• _Instructions to follow_
Please retype every one of the following entries line for line, with no changes.

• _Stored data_
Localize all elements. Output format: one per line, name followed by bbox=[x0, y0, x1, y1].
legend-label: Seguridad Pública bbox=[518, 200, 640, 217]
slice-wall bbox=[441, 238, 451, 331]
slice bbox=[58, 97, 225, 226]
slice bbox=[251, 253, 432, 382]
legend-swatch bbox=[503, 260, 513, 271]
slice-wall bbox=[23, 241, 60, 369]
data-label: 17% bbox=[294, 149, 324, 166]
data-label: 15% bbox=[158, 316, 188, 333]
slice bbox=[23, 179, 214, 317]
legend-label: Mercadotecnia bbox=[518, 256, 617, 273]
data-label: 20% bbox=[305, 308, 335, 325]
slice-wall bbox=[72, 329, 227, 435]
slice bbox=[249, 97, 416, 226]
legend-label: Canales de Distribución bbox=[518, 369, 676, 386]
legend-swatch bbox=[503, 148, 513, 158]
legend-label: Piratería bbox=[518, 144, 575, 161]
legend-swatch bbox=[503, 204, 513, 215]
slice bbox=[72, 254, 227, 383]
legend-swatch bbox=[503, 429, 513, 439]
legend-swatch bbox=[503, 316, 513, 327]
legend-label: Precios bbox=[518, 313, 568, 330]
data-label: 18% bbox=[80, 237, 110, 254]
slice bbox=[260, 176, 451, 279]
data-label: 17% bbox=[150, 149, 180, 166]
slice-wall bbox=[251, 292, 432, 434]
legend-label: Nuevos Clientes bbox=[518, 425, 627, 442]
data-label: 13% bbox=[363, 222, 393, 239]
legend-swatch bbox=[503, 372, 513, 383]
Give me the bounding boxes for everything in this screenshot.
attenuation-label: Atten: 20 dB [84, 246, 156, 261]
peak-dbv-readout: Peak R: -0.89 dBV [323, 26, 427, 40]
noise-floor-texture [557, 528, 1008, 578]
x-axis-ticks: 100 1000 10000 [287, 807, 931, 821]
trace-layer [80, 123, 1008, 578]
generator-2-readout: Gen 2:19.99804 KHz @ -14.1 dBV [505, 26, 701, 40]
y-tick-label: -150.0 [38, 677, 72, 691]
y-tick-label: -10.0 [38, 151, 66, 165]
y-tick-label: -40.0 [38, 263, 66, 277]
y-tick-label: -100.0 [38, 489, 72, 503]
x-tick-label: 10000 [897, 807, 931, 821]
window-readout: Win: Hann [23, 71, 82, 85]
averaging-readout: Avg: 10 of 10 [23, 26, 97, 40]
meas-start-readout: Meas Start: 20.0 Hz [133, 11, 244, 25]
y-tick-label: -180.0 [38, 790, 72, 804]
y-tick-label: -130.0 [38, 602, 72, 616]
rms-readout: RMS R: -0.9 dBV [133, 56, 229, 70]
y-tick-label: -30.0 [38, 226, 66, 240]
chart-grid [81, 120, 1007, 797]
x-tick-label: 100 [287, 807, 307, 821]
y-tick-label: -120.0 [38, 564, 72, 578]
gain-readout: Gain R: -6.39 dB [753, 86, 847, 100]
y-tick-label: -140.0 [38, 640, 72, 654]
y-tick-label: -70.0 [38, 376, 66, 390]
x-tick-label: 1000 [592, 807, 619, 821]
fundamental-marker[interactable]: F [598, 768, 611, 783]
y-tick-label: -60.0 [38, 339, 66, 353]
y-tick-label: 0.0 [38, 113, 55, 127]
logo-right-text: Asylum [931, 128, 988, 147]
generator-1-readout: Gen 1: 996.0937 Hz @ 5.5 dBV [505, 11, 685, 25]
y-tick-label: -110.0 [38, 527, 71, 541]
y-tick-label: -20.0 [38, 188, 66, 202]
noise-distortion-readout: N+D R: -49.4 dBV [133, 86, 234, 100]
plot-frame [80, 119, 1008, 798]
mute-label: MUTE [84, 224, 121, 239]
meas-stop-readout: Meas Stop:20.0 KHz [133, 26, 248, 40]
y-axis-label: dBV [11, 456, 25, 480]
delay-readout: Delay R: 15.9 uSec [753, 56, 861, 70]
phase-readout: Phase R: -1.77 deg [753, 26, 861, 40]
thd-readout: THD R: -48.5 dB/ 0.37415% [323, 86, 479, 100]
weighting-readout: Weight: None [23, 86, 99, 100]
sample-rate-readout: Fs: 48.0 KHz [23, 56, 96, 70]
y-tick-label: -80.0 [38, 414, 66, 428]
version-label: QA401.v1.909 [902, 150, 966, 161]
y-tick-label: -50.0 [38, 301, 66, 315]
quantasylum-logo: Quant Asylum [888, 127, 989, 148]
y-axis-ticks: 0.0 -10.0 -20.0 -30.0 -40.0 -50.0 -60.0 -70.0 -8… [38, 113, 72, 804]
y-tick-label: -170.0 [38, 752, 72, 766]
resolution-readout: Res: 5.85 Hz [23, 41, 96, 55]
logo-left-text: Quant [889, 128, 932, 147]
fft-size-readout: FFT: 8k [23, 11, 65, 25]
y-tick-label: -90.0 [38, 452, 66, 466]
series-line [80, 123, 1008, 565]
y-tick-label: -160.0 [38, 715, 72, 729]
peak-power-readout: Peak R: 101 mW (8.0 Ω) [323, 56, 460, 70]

• _Expected answer_
Localize all elements. Output format: one per line, name followed by bbox=[x0, y0, x1, y1].
legend-label: Seguridad Pública bbox=[518, 200, 640, 217]
slice-wall bbox=[441, 238, 451, 331]
slice bbox=[58, 97, 225, 226]
slice bbox=[251, 253, 432, 382]
legend-swatch bbox=[503, 260, 513, 271]
slice-wall bbox=[23, 241, 60, 369]
data-label: 17% bbox=[294, 149, 324, 166]
data-label: 15% bbox=[158, 316, 188, 333]
slice bbox=[23, 179, 214, 317]
legend-label: Mercadotecnia bbox=[518, 256, 617, 273]
data-label: 20% bbox=[305, 308, 335, 325]
slice-wall bbox=[72, 329, 227, 435]
slice bbox=[249, 97, 416, 226]
legend-label: Canales de Distribución bbox=[518, 369, 676, 386]
legend-swatch bbox=[503, 148, 513, 158]
legend-label: Piratería bbox=[518, 144, 575, 161]
legend-swatch bbox=[503, 204, 513, 215]
slice bbox=[72, 254, 227, 383]
legend-swatch bbox=[503, 429, 513, 439]
legend-swatch bbox=[503, 316, 513, 327]
legend-label: Precios bbox=[518, 313, 568, 330]
data-label: 18% bbox=[80, 237, 110, 254]
slice bbox=[260, 176, 451, 279]
data-label: 17% bbox=[150, 149, 180, 166]
slice-wall bbox=[251, 292, 432, 434]
legend-label: Nuevos Clientes bbox=[518, 425, 627, 442]
data-label: 13% bbox=[363, 222, 393, 239]
legend-swatch bbox=[503, 372, 513, 383]
Give me the bounding boxes for everything in this screenshot.
attenuation-label: Atten: 20 dB [84, 246, 156, 261]
peak-dbv-readout: Peak R: -0.89 dBV [323, 26, 427, 40]
noise-floor-texture [557, 528, 1008, 578]
x-axis-ticks: 100 1000 10000 [287, 807, 931, 821]
trace-layer [80, 123, 1008, 578]
generator-2-readout: Gen 2:19.99804 KHz @ -14.1 dBV [505, 26, 701, 40]
y-tick-label: -150.0 [38, 677, 72, 691]
y-tick-label: -10.0 [38, 151, 66, 165]
y-tick-label: -40.0 [38, 263, 66, 277]
y-tick-label: -100.0 [38, 489, 72, 503]
x-tick-label: 10000 [897, 807, 931, 821]
window-readout: Win: Hann [23, 71, 82, 85]
averaging-readout: Avg: 10 of 10 [23, 26, 97, 40]
meas-start-readout: Meas Start: 20.0 Hz [133, 11, 244, 25]
y-tick-label: -180.0 [38, 790, 72, 804]
y-tick-label: -130.0 [38, 602, 72, 616]
rms-readout: RMS R: -0.9 dBV [133, 56, 229, 70]
y-tick-label: -30.0 [38, 226, 66, 240]
chart-grid [81, 120, 1007, 797]
x-tick-label: 100 [287, 807, 307, 821]
y-tick-label: -120.0 [38, 564, 72, 578]
gain-readout: Gain R: -6.39 dB [753, 86, 847, 100]
y-tick-label: -140.0 [38, 640, 72, 654]
y-tick-label: -70.0 [38, 376, 66, 390]
x-tick-label: 1000 [592, 807, 619, 821]
fundamental-marker[interactable]: F [598, 768, 611, 783]
y-tick-label: -60.0 [38, 339, 66, 353]
y-tick-label: 0.0 [38, 113, 55, 127]
logo-right-text: Asylum [931, 128, 988, 147]
generator-1-readout: Gen 1: 996.0937 Hz @ 5.5 dBV [505, 11, 685, 25]
y-tick-label: -110.0 [38, 527, 71, 541]
y-tick-label: -20.0 [38, 188, 66, 202]
noise-distortion-readout: N+D R: -49.4 dBV [133, 86, 234, 100]
plot-frame [80, 119, 1008, 798]
mute-label: MUTE [84, 224, 121, 239]
meas-stop-readout: Meas Stop:20.0 KHz [133, 26, 248, 40]
y-axis-label: dBV [11, 456, 25, 480]
delay-readout: Delay R: 15.9 uSec [753, 56, 861, 70]
phase-readout: Phase R: -1.77 deg [753, 26, 861, 40]
thd-readout: THD R: -48.5 dB/ 0.37415% [323, 86, 479, 100]
weighting-readout: Weight: None [23, 86, 99, 100]
sample-rate-readout: Fs: 48.0 KHz [23, 56, 96, 70]
y-tick-label: -80.0 [38, 414, 66, 428]
version-label: QA401.v1.909 [902, 150, 966, 161]
y-tick-label: -50.0 [38, 301, 66, 315]
quantasylum-logo: Quant Asylum [888, 127, 989, 148]
y-axis-ticks: 0.0 -10.0 -20.0 -30.0 -40.0 -50.0 -60.0 -70.0 -8… [38, 113, 72, 804]
y-tick-label: -170.0 [38, 752, 72, 766]
resolution-readout: Res: 5.85 Hz [23, 41, 96, 55]
logo-left-text: Quant [889, 128, 932, 147]
fft-size-readout: FFT: 8k [23, 11, 65, 25]
y-tick-label: -90.0 [38, 452, 66, 466]
series-line [80, 123, 1008, 565]
y-tick-label: -160.0 [38, 715, 72, 729]
peak-power-readout: Peak R: 101 mW (8.0 Ω) [323, 56, 460, 70]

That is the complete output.